● Instruction
Copy out the entries word for word, from the first line down to and including the line that contains "wire control board output 2".

(Annotations of page elements)
┌──

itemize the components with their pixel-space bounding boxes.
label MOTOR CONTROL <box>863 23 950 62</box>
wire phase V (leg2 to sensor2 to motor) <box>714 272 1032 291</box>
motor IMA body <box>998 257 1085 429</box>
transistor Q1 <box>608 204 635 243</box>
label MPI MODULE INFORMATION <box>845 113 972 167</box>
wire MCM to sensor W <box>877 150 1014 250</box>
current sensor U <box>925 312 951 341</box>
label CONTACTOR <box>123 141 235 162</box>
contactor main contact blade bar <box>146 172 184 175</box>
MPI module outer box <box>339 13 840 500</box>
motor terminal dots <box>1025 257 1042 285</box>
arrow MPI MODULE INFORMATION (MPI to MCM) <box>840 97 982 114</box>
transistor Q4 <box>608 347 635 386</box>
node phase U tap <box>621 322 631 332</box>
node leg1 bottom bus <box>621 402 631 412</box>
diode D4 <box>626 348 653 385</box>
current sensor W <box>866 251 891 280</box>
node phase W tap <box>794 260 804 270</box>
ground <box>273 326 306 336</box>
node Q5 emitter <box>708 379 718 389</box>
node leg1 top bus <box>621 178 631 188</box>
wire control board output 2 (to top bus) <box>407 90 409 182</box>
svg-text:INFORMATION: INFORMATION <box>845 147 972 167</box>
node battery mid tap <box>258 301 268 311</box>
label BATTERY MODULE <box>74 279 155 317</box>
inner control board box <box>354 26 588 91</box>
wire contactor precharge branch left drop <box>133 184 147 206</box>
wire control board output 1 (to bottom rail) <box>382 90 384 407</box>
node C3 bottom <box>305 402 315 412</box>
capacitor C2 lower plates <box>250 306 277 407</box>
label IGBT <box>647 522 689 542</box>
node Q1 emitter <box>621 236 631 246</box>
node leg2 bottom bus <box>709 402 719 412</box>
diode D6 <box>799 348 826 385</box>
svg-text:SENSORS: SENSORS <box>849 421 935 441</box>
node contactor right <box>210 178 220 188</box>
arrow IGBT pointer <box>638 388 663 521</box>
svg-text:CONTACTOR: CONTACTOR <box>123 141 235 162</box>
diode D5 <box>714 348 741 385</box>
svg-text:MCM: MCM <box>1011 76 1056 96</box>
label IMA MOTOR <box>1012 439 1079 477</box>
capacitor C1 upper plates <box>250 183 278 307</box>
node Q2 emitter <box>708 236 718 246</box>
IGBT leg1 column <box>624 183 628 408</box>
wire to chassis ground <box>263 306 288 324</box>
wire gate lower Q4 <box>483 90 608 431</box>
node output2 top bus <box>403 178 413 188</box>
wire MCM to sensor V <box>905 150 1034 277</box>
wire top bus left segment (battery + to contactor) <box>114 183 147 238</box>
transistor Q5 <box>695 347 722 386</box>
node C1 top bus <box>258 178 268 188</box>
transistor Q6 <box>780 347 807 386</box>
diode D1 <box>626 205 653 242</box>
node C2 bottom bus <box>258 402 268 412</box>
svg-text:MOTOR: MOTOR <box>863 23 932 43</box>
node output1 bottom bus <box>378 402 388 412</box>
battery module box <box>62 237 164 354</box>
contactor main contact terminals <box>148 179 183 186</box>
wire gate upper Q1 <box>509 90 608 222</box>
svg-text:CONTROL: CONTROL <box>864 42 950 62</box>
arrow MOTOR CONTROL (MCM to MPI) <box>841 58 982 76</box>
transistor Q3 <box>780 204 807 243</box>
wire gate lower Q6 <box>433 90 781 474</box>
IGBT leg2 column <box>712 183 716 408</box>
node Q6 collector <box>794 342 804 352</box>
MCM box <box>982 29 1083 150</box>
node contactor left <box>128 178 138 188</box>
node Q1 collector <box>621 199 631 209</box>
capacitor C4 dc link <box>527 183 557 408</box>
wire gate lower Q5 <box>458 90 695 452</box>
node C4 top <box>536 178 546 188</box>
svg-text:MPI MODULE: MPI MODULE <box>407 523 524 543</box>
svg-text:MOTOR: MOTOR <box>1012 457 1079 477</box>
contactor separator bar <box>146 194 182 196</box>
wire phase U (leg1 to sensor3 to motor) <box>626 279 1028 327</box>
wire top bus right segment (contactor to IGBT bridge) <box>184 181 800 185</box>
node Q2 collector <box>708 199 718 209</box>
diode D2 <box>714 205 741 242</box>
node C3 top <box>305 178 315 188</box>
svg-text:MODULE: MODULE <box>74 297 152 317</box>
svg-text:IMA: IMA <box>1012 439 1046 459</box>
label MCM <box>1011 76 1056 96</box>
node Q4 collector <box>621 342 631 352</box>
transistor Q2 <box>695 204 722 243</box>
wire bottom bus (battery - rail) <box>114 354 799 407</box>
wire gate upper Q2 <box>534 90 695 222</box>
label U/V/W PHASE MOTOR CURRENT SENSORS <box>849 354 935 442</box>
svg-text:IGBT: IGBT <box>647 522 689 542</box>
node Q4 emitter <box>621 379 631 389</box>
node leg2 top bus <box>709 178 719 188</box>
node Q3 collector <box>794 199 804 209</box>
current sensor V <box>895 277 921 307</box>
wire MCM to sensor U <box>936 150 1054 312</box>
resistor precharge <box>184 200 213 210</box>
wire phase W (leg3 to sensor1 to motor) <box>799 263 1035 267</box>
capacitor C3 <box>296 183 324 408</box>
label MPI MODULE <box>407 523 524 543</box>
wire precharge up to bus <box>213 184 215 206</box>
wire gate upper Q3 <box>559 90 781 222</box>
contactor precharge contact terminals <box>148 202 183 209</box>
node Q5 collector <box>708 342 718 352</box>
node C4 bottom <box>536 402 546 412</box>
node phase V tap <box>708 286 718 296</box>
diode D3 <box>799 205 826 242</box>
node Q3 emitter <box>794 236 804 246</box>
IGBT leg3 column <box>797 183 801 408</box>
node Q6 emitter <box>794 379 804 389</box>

└──

● Exercise response
itemize the components with their pixel-space bounding boxes.
label MOTOR CONTROL <box>863 23 950 62</box>
wire phase V (leg2 to sensor2 to motor) <box>714 272 1032 291</box>
motor IMA body <box>998 257 1085 429</box>
transistor Q1 <box>608 204 635 243</box>
label MPI MODULE INFORMATION <box>845 113 972 167</box>
wire MCM to sensor W <box>877 150 1014 250</box>
current sensor U <box>925 312 951 341</box>
label CONTACTOR <box>123 141 235 162</box>
contactor main contact blade bar <box>146 172 184 175</box>
MPI module outer box <box>339 13 840 500</box>
motor terminal dots <box>1025 257 1042 285</box>
arrow MPI MODULE INFORMATION (MPI to MCM) <box>840 97 982 114</box>
transistor Q4 <box>608 347 635 386</box>
node phase U tap <box>621 322 631 332</box>
node leg1 bottom bus <box>621 402 631 412</box>
diode D4 <box>626 348 653 385</box>
current sensor W <box>866 251 891 280</box>
node phase W tap <box>794 260 804 270</box>
ground <box>273 326 306 336</box>
node Q5 emitter <box>708 379 718 389</box>
node leg1 top bus <box>621 178 631 188</box>
wire control board output 2 (to top bus) <box>407 90 409 182</box>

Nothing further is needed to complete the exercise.